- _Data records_
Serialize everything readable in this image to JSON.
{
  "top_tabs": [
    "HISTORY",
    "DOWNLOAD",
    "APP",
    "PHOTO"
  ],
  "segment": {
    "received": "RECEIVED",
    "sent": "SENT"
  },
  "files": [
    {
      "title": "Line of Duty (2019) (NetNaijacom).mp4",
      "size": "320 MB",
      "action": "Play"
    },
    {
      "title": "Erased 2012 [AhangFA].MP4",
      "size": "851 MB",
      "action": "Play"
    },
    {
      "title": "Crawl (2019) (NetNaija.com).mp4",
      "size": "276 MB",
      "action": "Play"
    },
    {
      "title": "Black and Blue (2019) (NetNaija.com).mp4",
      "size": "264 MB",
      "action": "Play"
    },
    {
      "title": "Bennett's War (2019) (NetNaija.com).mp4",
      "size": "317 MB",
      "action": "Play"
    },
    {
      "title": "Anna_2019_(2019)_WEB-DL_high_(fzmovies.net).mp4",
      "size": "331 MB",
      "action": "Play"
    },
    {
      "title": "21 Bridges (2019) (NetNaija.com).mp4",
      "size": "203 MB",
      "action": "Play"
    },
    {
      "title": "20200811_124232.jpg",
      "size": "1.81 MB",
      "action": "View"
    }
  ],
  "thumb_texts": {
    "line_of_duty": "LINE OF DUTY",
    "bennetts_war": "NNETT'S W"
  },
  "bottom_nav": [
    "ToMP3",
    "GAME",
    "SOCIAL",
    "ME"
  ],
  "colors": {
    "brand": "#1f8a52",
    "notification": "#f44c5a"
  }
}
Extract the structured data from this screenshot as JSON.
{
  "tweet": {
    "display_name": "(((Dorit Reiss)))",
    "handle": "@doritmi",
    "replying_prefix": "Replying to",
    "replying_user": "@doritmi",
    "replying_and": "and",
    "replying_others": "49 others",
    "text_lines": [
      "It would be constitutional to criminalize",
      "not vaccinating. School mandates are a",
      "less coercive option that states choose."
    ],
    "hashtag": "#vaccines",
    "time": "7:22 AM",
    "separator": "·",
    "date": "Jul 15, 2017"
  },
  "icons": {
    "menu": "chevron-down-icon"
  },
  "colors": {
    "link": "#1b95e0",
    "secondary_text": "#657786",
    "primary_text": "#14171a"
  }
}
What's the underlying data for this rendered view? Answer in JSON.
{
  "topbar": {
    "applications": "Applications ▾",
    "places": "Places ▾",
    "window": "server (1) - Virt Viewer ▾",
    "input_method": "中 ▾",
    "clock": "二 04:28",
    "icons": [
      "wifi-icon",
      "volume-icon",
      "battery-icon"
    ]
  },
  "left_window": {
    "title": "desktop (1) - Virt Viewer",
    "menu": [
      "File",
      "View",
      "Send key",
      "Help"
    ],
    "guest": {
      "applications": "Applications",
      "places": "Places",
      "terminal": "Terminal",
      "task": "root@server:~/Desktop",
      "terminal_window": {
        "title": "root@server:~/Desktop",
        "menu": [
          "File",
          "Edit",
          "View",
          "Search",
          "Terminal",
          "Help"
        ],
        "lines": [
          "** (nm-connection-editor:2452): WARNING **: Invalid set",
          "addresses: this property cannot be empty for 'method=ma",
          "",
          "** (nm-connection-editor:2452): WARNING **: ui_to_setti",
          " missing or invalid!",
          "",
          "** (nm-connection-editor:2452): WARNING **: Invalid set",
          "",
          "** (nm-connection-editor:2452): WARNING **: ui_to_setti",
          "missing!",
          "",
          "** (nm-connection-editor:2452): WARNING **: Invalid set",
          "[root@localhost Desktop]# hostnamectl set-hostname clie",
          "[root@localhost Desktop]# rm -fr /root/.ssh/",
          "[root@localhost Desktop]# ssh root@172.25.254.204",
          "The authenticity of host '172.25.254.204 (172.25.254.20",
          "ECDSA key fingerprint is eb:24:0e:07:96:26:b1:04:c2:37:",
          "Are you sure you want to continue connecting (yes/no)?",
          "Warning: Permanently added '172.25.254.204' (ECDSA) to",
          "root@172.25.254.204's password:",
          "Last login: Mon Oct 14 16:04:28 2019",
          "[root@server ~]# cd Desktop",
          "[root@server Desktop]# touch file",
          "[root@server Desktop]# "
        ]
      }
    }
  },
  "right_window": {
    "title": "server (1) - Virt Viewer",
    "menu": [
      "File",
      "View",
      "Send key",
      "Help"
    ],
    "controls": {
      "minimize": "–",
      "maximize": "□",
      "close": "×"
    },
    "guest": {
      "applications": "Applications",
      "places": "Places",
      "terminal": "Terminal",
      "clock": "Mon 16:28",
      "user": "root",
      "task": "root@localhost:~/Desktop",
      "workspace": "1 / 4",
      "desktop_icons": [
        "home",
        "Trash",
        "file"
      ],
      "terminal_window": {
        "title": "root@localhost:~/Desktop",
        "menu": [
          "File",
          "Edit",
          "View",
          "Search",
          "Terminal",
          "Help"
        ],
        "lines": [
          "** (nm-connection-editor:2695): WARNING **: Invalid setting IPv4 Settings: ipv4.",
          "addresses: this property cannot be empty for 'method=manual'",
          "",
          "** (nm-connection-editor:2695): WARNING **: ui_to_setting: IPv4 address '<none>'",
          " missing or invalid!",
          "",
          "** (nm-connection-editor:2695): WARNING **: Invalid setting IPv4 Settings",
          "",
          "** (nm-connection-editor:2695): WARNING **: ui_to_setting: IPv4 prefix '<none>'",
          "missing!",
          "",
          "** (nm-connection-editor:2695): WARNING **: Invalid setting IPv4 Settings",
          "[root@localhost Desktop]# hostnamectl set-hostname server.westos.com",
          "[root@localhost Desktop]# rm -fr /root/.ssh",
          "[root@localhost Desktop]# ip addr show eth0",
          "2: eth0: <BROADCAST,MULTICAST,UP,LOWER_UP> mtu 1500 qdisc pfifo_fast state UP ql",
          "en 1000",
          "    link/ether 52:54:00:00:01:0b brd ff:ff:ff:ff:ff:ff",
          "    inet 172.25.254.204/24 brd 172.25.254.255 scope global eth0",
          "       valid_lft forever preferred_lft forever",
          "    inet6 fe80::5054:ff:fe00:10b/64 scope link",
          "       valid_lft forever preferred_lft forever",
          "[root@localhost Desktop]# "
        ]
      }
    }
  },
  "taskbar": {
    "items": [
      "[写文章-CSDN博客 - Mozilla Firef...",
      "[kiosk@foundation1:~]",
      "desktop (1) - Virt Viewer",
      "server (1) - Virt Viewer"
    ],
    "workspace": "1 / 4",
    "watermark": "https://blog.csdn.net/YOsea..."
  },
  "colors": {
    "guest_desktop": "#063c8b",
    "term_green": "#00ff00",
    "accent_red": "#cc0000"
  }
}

- _Task description_
Return every record, word for word.

- _Solved exercise_
Serialize everything readable in this image to JSON.
{
  "top_tabs": [
    "HISTORY",
    "DOWNLOAD",
    "APP",
    "PHOTO"
  ],
  "segment": {
    "received": "RECEIVED",
    "sent": "SENT"
  },
  "files": [
    {
      "title": "Line of Duty (2019) (NetNaijacom).mp4",
      "size": "320 MB",
      "action": "Play"
    },
    {
      "title": "Erased 2012 [AhangFA].MP4",
      "size": "851 MB",
      "action": "Play"
    },
    {
      "title": "Crawl (2019) (NetNaija.com).mp4",
      "size": "276 MB",
      "action": "Play"
    },
    {
      "title": "Black and Blue (2019) (NetNaija.com).mp4",
      "size": "264 MB",
      "action": "Play"
    },
    {
      "title": "Bennett's War (2019) (NetNaija.com).mp4",
      "size": "317 MB",
      "action": "Play"
    },
    {
      "title": "Anna_2019_(2019)_WEB-DL_high_(fzmovies.net).mp4",
      "size": "331 MB",
      "action": "Play"
    },
    {
      "title": "21 Bridges (2019) (NetNaija.com).mp4",
      "size": "203 MB",
      "action": "Play"
    },
    {
      "title": "20200811_124232.jpg",
      "size": "1.81 MB",
      "action": "View"
    }
  ],
  "thumb_texts": {
    "line_of_duty": "LINE OF DUTY",
    "bennetts_war": "NNETT'S W"
  },
  "bottom_nav": [
    "ToMP3",
    "GAME",
    "SOCIAL",
    "ME"
  ],
  "colors": {
    "brand": "#1f8a52",
    "notification": "#f44c5a"
  }
}
Extract the structured data from this screenshot as JSON.
{
  "tweet": {
    "display_name": "(((Dorit Reiss)))",
    "handle": "@doritmi",
    "replying_prefix": "Replying to",
    "replying_user": "@doritmi",
    "replying_and": "and",
    "replying_others": "49 others",
    "text_lines": [
      "It would be constitutional to criminalize",
      "not vaccinating. School mandates are a",
      "less coercive option that states choose."
    ],
    "hashtag": "#vaccines",
    "time": "7:22 AM",
    "separator": "·",
    "date": "Jul 15, 2017"
  },
  "icons": {
    "menu": "chevron-down-icon"
  },
  "colors": {
    "link": "#1b95e0",
    "secondary_text": "#657786",
    "primary_text": "#14171a"
  }
}
What's the underlying data for this rendered view? Answer in JSON.
{
  "topbar": {
    "applications": "Applications ▾",
    "places": "Places ▾",
    "window": "server (1) - Virt Viewer ▾",
    "input_method": "中 ▾",
    "clock": "二 04:28",
    "icons": [
      "wifi-icon",
      "volume-icon",
      "battery-icon"
    ]
  },
  "left_window": {
    "title": "desktop (1) - Virt Viewer",
    "menu": [
      "File",
      "View",
      "Send key",
      "Help"
    ],
    "guest": {
      "applications": "Applications",
      "places": "Places",
      "terminal": "Terminal",
      "task": "root@server:~/Desktop",
      "terminal_window": {
        "title": "root@server:~/Desktop",
        "menu": [
          "File",
          "Edit",
          "View",
          "Search",
          "Terminal",
          "Help"
        ],
        "lines": [
          "** (nm-connection-editor:2452): WARNING **: Invalid set",
          "addresses: this property cannot be empty for 'method=ma",
          "",
          "** (nm-connection-editor:2452): WARNING **: ui_to_setti",
          " missing or invalid!",
          "",
          "** (nm-connection-editor:2452): WARNING **: Invalid set",
          "",
          "** (nm-connection-editor:2452): WARNING **: ui_to_setti",
          "missing!",
          "",
          "** (nm-connection-editor:2452): WARNING **: Invalid set",
          "[root@localhost Desktop]# hostnamectl set-hostname clie",
          "[root@localhost Desktop]# rm -fr /root/.ssh/",
          "[root@localhost Desktop]# ssh root@172.25.254.204",
          "The authenticity of host '172.25.254.204 (172.25.254.20",
          "ECDSA key fingerprint is eb:24:0e:07:96:26:b1:04:c2:37:",
          "Are you sure you want to continue connecting (yes/no)?",
          "Warning: Permanently added '172.25.254.204' (ECDSA) to",
          "root@172.25.254.204's password:",
          "Last login: Mon Oct 14 16:04:28 2019",
          "[root@server ~]# cd Desktop",
          "[root@server Desktop]# touch file",
          "[root@server Desktop]# "
        ]
      }
    }
  },
  "right_window": {
    "title": "server (1) - Virt Viewer",
    "menu": [
      "File",
      "View",
      "Send key",
      "Help"
    ],
    "controls": {
      "minimize": "–",
      "maximize": "□",
      "close": "×"
    },
    "guest": {
      "applications": "Applications",
      "places": "Places",
      "terminal": "Terminal",
      "clock": "Mon 16:28",
      "user": "root",
      "task": "root@localhost:~/Desktop",
      "workspace": "1 / 4",
      "desktop_icons": [
        "home",
        "Trash",
        "file"
      ],
      "terminal_window": {
        "title": "root@localhost:~/Desktop",
        "menu": [
          "File",
          "Edit",
          "View",
          "Search",
          "Terminal",
          "Help"
        ],
        "lines": [
          "** (nm-connection-editor:2695): WARNING **: Invalid setting IPv4 Settings: ipv4.",
          "addresses: this property cannot be empty for 'method=manual'",
          "",
          "** (nm-connection-editor:2695): WARNING **: ui_to_setting: IPv4 address '<none>'",
          " missing or invalid!",
          "",
          "** (nm-connection-editor:2695): WARNING **: Invalid setting IPv4 Settings",
          "",
          "** (nm-connection-editor:2695): WARNING **: ui_to_setting: IPv4 prefix '<none>'",
          "missing!",
          "",
          "** (nm-connection-editor:2695): WARNING **: Invalid setting IPv4 Settings",
          "[root@localhost Desktop]# hostnamectl set-hostname server.westos.com",
          "[root@localhost Desktop]# rm -fr /root/.ssh",
          "[root@localhost Desktop]# ip addr show eth0",
          "2: eth0: <BROADCAST,MULTICAST,UP,LOWER_UP> mtu 1500 qdisc pfifo_fast state UP ql",
          "en 1000",
          "    link/ether 52:54:00:00:01:0b brd ff:ff:ff:ff:ff:ff",
          "    inet 172.25.254.204/24 brd 172.25.254.255 scope global eth0",
          "       valid_lft forever preferred_lft forever",
          "    inet6 fe80::5054:ff:fe00:10b/64 scope link",
          "       valid_lft forever preferred_lft forever",
          "[root@localhost Desktop]# "
        ]
      }
    }
  },
  "taskbar": {
    "items": [
      "[写文章-CSDN博客 - Mozilla Firef...",
      "[kiosk@foundation1:~]",
      "desktop (1) - Virt Viewer",
      "server (1) - Virt Viewer"
    ],
    "workspace": "1 / 4",
    "watermark": "https://blog.csdn.net/YOsea..."
  },
  "colors": {
    "guest_desktop": "#063c8b",
    "term_green": "#00ff00",
    "accent_red": "#cc0000"
  }
}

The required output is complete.